## [TASK TO CARRY OUT]
Print all the entries verbatim.

## [LISTING]
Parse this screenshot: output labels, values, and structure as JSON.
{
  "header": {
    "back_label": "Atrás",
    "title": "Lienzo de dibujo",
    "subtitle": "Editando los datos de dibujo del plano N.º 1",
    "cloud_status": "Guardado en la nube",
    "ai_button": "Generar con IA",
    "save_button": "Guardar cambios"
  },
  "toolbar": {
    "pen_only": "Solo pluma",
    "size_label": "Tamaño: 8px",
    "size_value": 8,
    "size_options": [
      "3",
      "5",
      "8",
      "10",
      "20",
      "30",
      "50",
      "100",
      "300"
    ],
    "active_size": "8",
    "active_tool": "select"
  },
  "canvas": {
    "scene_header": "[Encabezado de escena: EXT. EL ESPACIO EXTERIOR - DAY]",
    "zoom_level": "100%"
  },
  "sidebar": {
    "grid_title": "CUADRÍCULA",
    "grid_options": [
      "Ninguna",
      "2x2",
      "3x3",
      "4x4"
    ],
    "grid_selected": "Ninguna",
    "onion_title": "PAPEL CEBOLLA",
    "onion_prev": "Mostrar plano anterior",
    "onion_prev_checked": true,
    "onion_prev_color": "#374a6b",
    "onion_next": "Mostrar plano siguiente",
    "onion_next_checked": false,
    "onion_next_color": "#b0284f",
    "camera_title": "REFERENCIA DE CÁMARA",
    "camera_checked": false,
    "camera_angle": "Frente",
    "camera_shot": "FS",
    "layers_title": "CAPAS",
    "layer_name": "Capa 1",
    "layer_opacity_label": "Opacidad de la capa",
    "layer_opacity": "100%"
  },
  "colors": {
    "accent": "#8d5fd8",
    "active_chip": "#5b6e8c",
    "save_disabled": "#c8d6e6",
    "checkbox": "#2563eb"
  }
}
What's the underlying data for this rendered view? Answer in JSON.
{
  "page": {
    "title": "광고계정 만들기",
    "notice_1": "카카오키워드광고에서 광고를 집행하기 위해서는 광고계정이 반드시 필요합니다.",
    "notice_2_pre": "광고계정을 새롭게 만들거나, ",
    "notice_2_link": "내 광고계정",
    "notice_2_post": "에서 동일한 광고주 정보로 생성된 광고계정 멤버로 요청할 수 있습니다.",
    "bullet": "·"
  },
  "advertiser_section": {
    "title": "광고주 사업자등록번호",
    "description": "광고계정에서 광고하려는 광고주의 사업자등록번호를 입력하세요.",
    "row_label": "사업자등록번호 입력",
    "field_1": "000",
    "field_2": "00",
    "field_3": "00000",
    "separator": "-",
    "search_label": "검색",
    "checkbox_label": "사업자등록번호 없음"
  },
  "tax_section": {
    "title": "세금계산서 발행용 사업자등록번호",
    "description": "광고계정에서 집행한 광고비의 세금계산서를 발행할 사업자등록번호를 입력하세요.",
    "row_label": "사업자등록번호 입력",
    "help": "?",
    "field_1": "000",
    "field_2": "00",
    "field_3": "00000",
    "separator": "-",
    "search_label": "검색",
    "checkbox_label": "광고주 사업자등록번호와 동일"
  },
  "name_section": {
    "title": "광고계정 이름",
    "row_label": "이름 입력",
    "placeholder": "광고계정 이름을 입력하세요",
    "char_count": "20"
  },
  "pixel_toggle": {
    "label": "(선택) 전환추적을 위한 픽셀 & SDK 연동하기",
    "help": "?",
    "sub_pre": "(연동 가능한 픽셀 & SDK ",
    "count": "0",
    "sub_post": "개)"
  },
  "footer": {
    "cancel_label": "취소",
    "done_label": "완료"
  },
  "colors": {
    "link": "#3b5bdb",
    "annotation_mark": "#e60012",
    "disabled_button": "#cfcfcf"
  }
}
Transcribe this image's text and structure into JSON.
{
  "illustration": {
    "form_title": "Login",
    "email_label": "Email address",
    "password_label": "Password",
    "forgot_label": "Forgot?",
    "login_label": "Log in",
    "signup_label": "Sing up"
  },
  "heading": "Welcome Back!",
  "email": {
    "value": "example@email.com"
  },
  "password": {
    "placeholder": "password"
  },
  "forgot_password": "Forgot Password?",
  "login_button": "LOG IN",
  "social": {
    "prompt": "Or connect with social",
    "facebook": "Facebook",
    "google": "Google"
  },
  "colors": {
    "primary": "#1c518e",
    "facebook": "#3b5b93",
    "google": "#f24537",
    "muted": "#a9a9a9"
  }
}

## [CORRECT RESPONSE]
Parse this screenshot: output labels, values, and structure as JSON.
{
  "header": {
    "back_label": "Atrás",
    "title": "Lienzo de dibujo",
    "subtitle": "Editando los datos de dibujo del plano N.º 1",
    "cloud_status": "Guardado en la nube",
    "ai_button": "Generar con IA",
    "save_button": "Guardar cambios"
  },
  "toolbar": {
    "pen_only": "Solo pluma",
    "size_label": "Tamaño: 8px",
    "size_value": 8,
    "size_options": [
      "3",
      "5",
      "8",
      "10",
      "20",
      "30",
      "50",
      "100",
      "300"
    ],
    "active_size": "8",
    "active_tool": "select"
  },
  "canvas": {
    "scene_header": "[Encabezado de escena: EXT. EL ESPACIO EXTERIOR - DAY]",
    "zoom_level": "100%"
  },
  "sidebar": {
    "grid_title": "CUADRÍCULA",
    "grid_options": [
      "Ninguna",
      "2x2",
      "3x3",
      "4x4"
    ],
    "grid_selected": "Ninguna",
    "onion_title": "PAPEL CEBOLLA",
    "onion_prev": "Mostrar plano anterior",
    "onion_prev_checked": true,
    "onion_prev_color": "#374a6b",
    "onion_next": "Mostrar plano siguiente",
    "onion_next_checked": false,
    "onion_next_color": "#b0284f",
    "camera_title": "REFERENCIA DE CÁMARA",
    "camera_checked": false,
    "camera_angle": "Frente",
    "camera_shot": "FS",
    "layers_title": "CAPAS",
    "layer_name": "Capa 1",
    "layer_opacity_label": "Opacidad de la capa",
    "layer_opacity": "100%"
  },
  "colors": {
    "accent": "#8d5fd8",
    "active_chip": "#5b6e8c",
    "save_disabled": "#c8d6e6",
    "checkbox": "#2563eb"
  }
}
What's the underlying data for this rendered view? Answer in JSON.
{
  "page": {
    "title": "광고계정 만들기",
    "notice_1": "카카오키워드광고에서 광고를 집행하기 위해서는 광고계정이 반드시 필요합니다.",
    "notice_2_pre": "광고계정을 새롭게 만들거나, ",
    "notice_2_link": "내 광고계정",
    "notice_2_post": "에서 동일한 광고주 정보로 생성된 광고계정 멤버로 요청할 수 있습니다.",
    "bullet": "·"
  },
  "advertiser_section": {
    "title": "광고주 사업자등록번호",
    "description": "광고계정에서 광고하려는 광고주의 사업자등록번호를 입력하세요.",
    "row_label": "사업자등록번호 입력",
    "field_1": "000",
    "field_2": "00",
    "field_3": "00000",
    "separator": "-",
    "search_label": "검색",
    "checkbox_label": "사업자등록번호 없음"
  },
  "tax_section": {
    "title": "세금계산서 발행용 사업자등록번호",
    "description": "광고계정에서 집행한 광고비의 세금계산서를 발행할 사업자등록번호를 입력하세요.",
    "row_label": "사업자등록번호 입력",
    "help": "?",
    "field_1": "000",
    "field_2": "00",
    "field_3": "00000",
    "separator": "-",
    "search_label": "검색",
    "checkbox_label": "광고주 사업자등록번호와 동일"
  },
  "name_section": {
    "title": "광고계정 이름",
    "row_label": "이름 입력",
    "placeholder": "광고계정 이름을 입력하세요",
    "char_count": "20"
  },
  "pixel_toggle": {
    "label": "(선택) 전환추적을 위한 픽셀 & SDK 연동하기",
    "help": "?",
    "sub_pre": "(연동 가능한 픽셀 & SDK ",
    "count": "0",
    "sub_post": "개)"
  },
  "footer": {
    "cancel_label": "취소",
    "done_label": "완료"
  },
  "colors": {
    "link": "#3b5bdb",
    "annotation_mark": "#e60012",
    "disabled_button": "#cfcfcf"
  }
}
Transcribe this image's text and structure into JSON.
{
  "illustration": {
    "form_title": "Login",
    "email_label": "Email address",
    "password_label": "Password",
    "forgot_label": "Forgot?",
    "login_label": "Log in",
    "signup_label": "Sing up"
  },
  "heading": "Welcome Back!",
  "email": {
    "value": "example@email.com"
  },
  "password": {
    "placeholder": "password"
  },
  "forgot_password": "Forgot Password?",
  "login_button": "LOG IN",
  "social": {
    "prompt": "Or connect with social",
    "facebook": "Facebook",
    "google": "Google"
  },
  "colors": {
    "primary": "#1c518e",
    "facebook": "#3b5b93",
    "google": "#f24537",
    "muted": "#a9a9a9"
  }
}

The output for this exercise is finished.